** start Recorded information **
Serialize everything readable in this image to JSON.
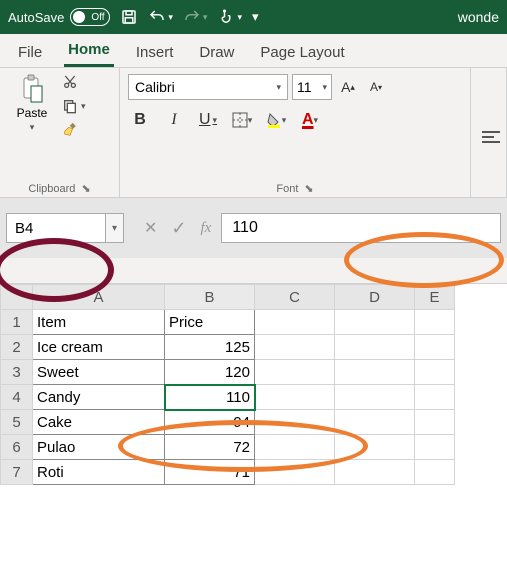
{
  "titlebar": {
    "autosave_label": "AutoSave",
    "autosave_state": "Off",
    "doc_title": "wonde"
  },
  "tabs": {
    "file": "File",
    "home": "Home",
    "insert": "Insert",
    "draw": "Draw",
    "pagelayout": "Page Layout"
  },
  "ribbon": {
    "paste_label": "Paste",
    "clipboard_label": "Clipboard",
    "font_name": "Calibri",
    "font_size": "11",
    "font_label": "Font",
    "bold": "B",
    "italic": "I",
    "underline": "U"
  },
  "namebox": {
    "value": "B4"
  },
  "formula": {
    "value": "110"
  },
  "columns": [
    "A",
    "B",
    "C",
    "D",
    "E"
  ],
  "rows": [
    "1",
    "2",
    "3",
    "4",
    "5",
    "6",
    "7"
  ],
  "cells": {
    "A1": "Item",
    "B1": "Price",
    "A2": "Ice cream",
    "B2": "125",
    "A3": "Sweet",
    "B3": "120",
    "A4": "Candy",
    "B4": "110",
    "A5": "Cake",
    "B5": "94",
    "A6": "Pulao",
    "B6": "72",
    "A7": "Roti",
    "B7": "71"
  },
  "chart_data": {
    "type": "table",
    "title": "",
    "columns": [
      "Item",
      "Price"
    ],
    "rows": [
      [
        "Ice cream",
        125
      ],
      [
        "Sweet",
        120
      ],
      [
        "Candy",
        110
      ],
      [
        "Cake",
        94
      ],
      [
        "Pulao",
        72
      ],
      [
        "Roti",
        71
      ]
    ]
  },
  "annotations": {
    "namebox_color": "#7a1030",
    "cell_color": "#ed7d31",
    "formula_color": "#ed7d31"
  }
}
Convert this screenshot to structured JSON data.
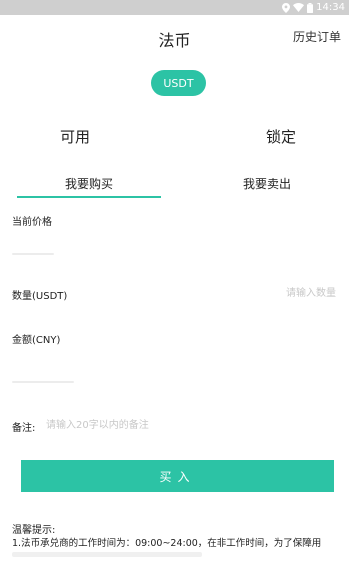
** end Recorded information **
◆ Task: Output the data exactly. Pictures don't belong in the result.

◆ Result:
Serialize everything readable in this image to JSON.
{
  "titlebar": {
    "autosave_label": "AutoSave",
    "autosave_state": "Off",
    "doc_title": "wonde"
  },
  "tabs": {
    "file": "File",
    "home": "Home",
    "insert": "Insert",
    "draw": "Draw",
    "pagelayout": "Page Layout"
  },
  "ribbon": {
    "paste_label": "Paste",
    "clipboard_label": "Clipboard",
    "font_name": "Calibri",
    "font_size": "11",
    "font_label": "Font",
    "bold": "B",
    "italic": "I",
    "underline": "U"
  },
  "namebox": {
    "value": "B4"
  },
  "formula": {
    "value": "110"
  },
  "columns": [
    "A",
    "B",
    "C",
    "D",
    "E"
  ],
  "rows": [
    "1",
    "2",
    "3",
    "4",
    "5",
    "6",
    "7"
  ],
  "cells": {
    "A1": "Item",
    "B1": "Price",
    "A2": "Ice cream",
    "B2": "125",
    "A3": "Sweet",
    "B3": "120",
    "A4": "Candy",
    "B4": "110",
    "A5": "Cake",
    "B5": "94",
    "A6": "Pulao",
    "B6": "72",
    "A7": "Roti",
    "B7": "71"
  },
  "chart_data": {
    "type": "table",
    "title": "",
    "columns": [
      "Item",
      "Price"
    ],
    "rows": [
      [
        "Ice cream",
        125
      ],
      [
        "Sweet",
        120
      ],
      [
        "Candy",
        110
      ],
      [
        "Cake",
        94
      ],
      [
        "Pulao",
        72
      ],
      [
        "Roti",
        71
      ]
    ]
  },
  "annotations": {
    "namebox_color": "#7a1030",
    "cell_color": "#ed7d31",
    "formula_color": "#ed7d31"
  }
}
Convert this screenshot to structured JSON data.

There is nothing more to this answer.